--- Begin Input records ---
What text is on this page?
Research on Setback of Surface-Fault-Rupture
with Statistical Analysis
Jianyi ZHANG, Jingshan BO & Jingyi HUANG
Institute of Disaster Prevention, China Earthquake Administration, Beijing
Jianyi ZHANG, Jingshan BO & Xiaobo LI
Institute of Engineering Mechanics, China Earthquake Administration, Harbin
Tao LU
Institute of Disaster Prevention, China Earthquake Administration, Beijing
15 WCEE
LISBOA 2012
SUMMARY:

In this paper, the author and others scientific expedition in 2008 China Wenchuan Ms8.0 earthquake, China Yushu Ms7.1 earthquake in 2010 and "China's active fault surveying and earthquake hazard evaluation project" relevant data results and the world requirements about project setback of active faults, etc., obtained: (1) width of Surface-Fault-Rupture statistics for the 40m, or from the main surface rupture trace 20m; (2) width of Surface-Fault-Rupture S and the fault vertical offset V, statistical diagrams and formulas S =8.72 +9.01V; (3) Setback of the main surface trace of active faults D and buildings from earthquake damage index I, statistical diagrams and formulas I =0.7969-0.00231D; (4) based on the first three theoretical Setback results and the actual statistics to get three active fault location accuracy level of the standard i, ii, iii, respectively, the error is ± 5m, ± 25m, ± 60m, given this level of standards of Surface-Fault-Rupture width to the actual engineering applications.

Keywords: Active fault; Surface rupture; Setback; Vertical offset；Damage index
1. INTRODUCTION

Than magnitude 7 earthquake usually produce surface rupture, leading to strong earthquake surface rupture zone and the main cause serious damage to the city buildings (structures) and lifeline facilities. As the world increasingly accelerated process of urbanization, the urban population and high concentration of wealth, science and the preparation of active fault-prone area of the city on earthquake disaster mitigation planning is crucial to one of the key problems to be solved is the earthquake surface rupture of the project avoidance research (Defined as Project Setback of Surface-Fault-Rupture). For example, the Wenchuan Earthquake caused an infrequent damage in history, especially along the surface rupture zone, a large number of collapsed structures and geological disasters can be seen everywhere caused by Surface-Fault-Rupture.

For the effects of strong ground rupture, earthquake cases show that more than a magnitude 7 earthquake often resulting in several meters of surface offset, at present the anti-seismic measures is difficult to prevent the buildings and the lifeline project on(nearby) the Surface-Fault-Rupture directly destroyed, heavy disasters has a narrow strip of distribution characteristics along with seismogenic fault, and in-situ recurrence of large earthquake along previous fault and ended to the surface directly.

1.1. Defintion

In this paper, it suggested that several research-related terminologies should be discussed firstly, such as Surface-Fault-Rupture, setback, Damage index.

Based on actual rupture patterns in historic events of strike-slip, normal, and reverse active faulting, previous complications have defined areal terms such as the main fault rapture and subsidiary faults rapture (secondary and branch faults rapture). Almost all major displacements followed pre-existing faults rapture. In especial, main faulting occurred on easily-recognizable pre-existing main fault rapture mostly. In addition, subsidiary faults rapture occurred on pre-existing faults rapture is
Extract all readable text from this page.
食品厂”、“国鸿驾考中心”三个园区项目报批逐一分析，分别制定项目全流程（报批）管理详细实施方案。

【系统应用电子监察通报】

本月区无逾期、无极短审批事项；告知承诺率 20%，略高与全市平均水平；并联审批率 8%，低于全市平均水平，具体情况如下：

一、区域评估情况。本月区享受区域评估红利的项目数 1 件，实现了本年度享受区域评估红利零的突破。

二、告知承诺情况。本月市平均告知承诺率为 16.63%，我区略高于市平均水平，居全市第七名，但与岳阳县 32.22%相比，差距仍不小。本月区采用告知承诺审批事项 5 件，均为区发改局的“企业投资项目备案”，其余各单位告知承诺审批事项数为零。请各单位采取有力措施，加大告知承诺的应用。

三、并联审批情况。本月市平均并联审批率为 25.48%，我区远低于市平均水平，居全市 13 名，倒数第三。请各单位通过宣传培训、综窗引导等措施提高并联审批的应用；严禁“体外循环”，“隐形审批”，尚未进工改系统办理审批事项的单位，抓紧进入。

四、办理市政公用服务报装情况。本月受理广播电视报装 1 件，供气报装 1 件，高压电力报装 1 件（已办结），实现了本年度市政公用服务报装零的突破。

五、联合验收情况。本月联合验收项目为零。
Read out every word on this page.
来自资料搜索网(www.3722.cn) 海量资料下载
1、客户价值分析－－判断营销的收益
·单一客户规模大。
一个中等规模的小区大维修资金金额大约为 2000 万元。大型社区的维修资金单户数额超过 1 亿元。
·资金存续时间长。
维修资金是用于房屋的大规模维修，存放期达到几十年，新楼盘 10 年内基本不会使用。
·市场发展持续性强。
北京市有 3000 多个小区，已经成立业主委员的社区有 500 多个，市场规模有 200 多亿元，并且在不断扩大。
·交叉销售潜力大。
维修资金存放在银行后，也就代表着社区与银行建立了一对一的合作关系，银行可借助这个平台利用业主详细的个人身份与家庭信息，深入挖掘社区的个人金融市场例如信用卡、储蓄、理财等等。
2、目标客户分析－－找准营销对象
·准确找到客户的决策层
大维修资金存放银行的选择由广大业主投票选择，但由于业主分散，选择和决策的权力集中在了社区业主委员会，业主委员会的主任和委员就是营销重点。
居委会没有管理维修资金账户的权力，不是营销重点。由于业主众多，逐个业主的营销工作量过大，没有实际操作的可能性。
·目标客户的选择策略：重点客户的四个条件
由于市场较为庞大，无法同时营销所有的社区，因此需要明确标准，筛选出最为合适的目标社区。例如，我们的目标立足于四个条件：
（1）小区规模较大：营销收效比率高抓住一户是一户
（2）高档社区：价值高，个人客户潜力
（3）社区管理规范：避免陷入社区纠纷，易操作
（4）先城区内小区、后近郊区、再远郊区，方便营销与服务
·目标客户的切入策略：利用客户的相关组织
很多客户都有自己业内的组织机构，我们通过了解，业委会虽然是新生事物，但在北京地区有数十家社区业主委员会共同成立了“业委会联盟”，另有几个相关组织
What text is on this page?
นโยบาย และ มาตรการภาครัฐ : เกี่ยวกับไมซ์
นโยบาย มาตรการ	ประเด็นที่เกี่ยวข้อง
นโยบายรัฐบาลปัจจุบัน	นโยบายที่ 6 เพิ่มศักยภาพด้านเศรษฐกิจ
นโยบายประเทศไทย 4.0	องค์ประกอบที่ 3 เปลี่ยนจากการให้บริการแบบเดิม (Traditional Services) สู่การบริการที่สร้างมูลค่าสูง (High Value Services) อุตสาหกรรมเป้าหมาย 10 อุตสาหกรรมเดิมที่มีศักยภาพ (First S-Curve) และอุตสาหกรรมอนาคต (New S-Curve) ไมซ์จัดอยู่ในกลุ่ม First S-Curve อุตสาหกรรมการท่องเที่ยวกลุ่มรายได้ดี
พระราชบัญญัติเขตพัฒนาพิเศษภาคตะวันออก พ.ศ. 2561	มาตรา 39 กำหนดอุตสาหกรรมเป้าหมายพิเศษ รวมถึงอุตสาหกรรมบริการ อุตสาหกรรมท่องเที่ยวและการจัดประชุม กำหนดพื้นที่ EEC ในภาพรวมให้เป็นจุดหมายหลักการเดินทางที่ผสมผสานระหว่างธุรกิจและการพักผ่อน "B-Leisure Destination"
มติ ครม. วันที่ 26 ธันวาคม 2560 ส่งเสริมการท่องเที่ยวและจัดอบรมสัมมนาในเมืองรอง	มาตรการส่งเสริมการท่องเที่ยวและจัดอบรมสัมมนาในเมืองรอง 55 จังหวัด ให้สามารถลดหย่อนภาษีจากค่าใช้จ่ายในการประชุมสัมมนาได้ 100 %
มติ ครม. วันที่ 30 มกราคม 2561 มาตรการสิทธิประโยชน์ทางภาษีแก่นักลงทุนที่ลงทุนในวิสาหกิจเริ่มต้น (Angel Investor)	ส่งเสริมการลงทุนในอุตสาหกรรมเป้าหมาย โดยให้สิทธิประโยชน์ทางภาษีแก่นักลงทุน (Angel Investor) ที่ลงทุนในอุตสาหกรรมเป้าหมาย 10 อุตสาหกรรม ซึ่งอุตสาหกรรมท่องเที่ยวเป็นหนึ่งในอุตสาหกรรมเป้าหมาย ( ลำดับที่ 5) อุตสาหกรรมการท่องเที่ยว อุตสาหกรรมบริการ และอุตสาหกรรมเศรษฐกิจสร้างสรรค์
--- End Input records ---
### [Work to complete]
Show all lines above holding "มาตรการส".

### [Task result]
มติ ครม. วันที่ 26 ธันวาคม 2560 ส่งเสริมการท่องเที่ยวและจัดอบรมสัมมนาในเมืองรอง	มาตรการส่งเสริมการท่องเที่ยวและจัดอบรมสัมมนาในเมืองรอง 55 จังหวัด ให้สามารถลดหย่อนภาษีจากค่าใช้จ่ายในการประชุมสัมมนาได้ 100 %
มติ ครม. วันที่ 30 มกราคม 2561 มาตรการสิทธิประโยชน์ทางภาษีแก่นักลงทุนที่ลงทุนในวิสาหกิจเริ่มต้น (Angel Investor)	ส่งเสริมการลงทุนในอุตสาหกรรมเป้าหมาย โดยให้สิทธิประโยชน์ทางภาษีแก่นักลงทุน (Angel Investor) ที่ลงทุนในอุตสาหกรรมเป้าหมาย 10 อุตสาหกรรม ซึ่งอุตสาหกรรมท่องเที่ยวเป็นหนึ่งในอุตสาหกรรมเป้าหมาย ( ลำดับที่ 5) อุตสาหกรรมการท่องเที่ยว อุตสาหกรรมบริการ และอุตสาหกรรมเศรษฐกิจสร้างสรรค์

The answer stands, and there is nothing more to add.